What is required: From the records below, copy every line that contains the word "JSON".

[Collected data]
━━━━━━
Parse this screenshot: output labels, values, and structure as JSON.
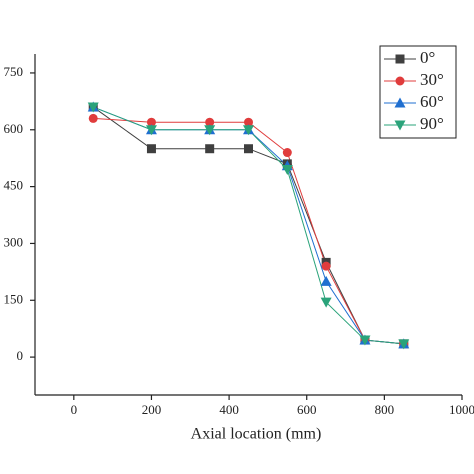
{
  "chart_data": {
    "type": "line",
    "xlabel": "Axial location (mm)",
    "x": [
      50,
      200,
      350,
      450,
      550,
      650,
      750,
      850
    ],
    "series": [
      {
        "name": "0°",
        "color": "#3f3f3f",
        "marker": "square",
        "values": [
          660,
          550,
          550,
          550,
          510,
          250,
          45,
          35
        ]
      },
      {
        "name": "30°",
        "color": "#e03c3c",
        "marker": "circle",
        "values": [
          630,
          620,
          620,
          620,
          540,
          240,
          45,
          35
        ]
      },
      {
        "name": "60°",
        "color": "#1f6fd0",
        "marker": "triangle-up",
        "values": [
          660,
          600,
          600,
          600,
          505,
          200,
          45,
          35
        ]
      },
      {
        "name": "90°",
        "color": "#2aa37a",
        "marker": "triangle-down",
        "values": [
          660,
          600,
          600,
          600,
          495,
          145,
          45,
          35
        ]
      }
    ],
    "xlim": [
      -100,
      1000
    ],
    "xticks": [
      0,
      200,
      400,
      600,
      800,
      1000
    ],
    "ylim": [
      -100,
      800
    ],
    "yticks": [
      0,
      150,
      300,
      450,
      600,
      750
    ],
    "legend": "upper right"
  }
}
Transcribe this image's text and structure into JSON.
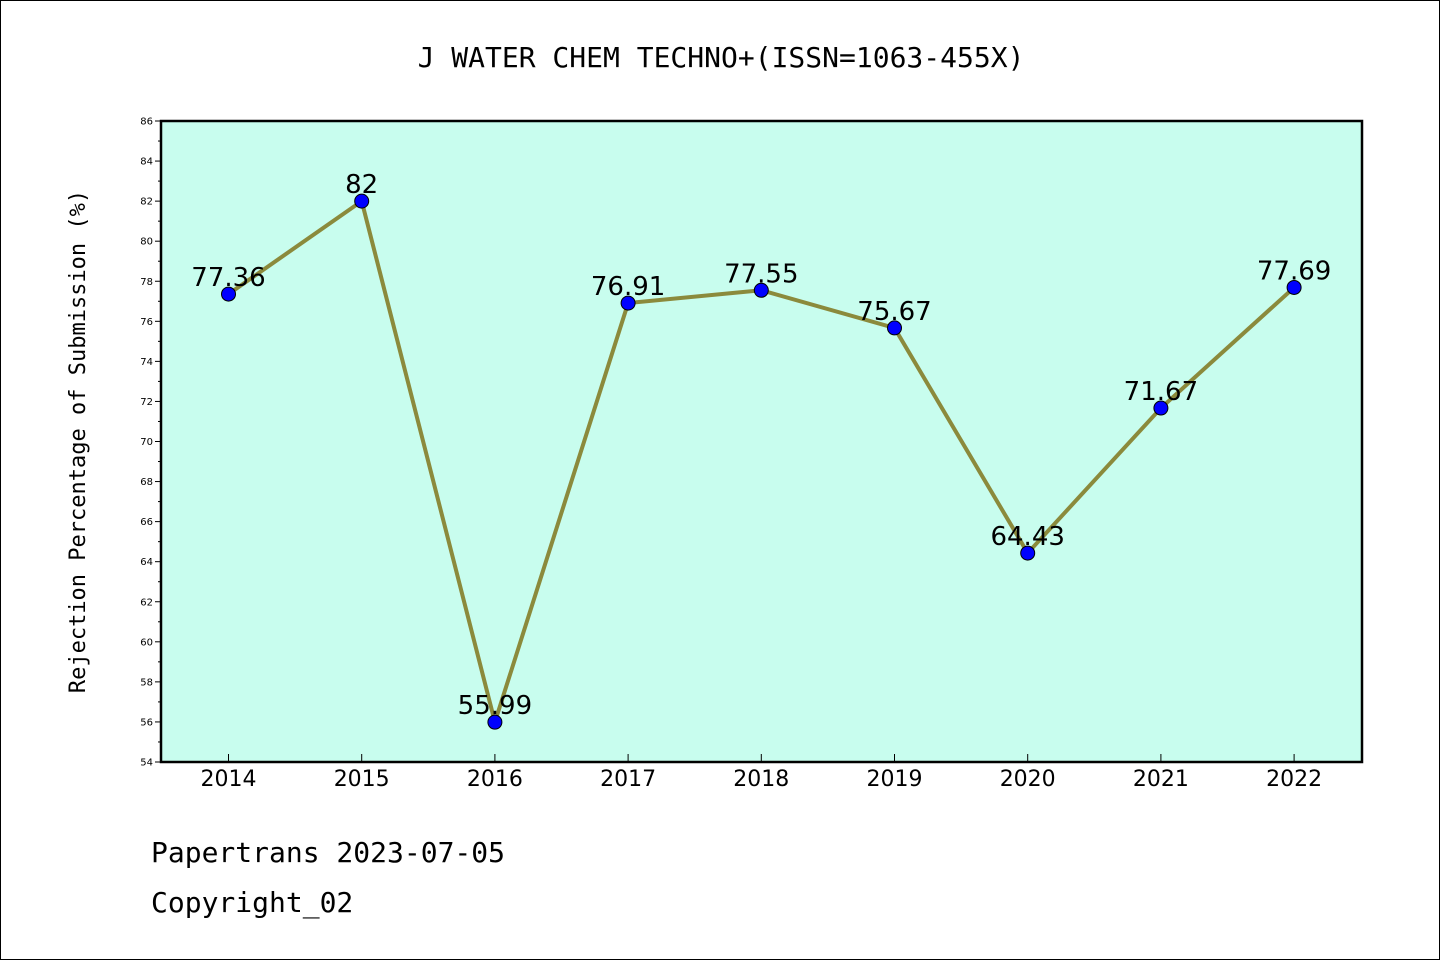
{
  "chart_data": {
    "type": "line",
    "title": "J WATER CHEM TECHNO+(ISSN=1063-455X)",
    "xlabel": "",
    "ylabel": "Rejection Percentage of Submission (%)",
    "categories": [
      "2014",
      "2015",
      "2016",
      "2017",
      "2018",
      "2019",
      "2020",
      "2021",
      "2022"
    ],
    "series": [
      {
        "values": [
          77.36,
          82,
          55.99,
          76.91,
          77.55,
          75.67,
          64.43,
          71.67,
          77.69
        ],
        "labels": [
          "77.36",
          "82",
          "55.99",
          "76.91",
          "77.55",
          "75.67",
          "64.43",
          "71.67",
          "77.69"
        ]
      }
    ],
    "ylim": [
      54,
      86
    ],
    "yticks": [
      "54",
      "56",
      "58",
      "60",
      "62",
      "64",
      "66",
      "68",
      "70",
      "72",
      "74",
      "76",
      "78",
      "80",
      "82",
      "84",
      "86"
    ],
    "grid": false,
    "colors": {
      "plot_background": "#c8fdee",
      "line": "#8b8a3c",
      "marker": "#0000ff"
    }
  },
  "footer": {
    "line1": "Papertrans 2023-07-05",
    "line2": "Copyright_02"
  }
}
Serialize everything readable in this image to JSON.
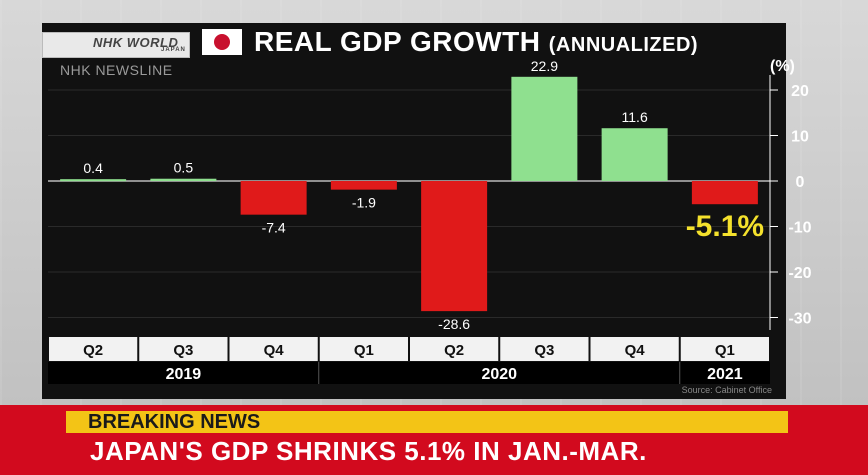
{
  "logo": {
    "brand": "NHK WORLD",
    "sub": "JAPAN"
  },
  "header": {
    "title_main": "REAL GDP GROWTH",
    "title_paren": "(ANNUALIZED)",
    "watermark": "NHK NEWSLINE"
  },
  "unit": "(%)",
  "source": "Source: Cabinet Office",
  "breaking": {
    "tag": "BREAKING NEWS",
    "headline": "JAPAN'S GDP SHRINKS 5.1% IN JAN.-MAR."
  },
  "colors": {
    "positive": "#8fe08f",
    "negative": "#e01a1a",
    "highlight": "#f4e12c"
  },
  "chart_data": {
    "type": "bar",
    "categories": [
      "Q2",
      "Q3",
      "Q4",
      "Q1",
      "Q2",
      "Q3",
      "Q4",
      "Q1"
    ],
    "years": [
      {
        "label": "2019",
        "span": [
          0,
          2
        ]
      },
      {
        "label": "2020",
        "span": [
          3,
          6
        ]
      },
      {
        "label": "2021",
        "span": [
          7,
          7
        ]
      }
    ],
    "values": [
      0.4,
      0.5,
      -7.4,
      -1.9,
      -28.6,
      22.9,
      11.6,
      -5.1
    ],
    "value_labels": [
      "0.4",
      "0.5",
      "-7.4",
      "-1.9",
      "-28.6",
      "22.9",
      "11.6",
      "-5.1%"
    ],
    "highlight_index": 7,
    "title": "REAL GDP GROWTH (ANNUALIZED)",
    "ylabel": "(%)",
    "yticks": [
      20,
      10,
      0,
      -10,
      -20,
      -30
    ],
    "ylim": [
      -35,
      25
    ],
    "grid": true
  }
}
━━━━━━
Exercise answer:
Parse this screenshot: output labels, values, and structure as JSON.
Transcribe this image's text and structure into JSON.
Serialize everything readable in this image to JSON.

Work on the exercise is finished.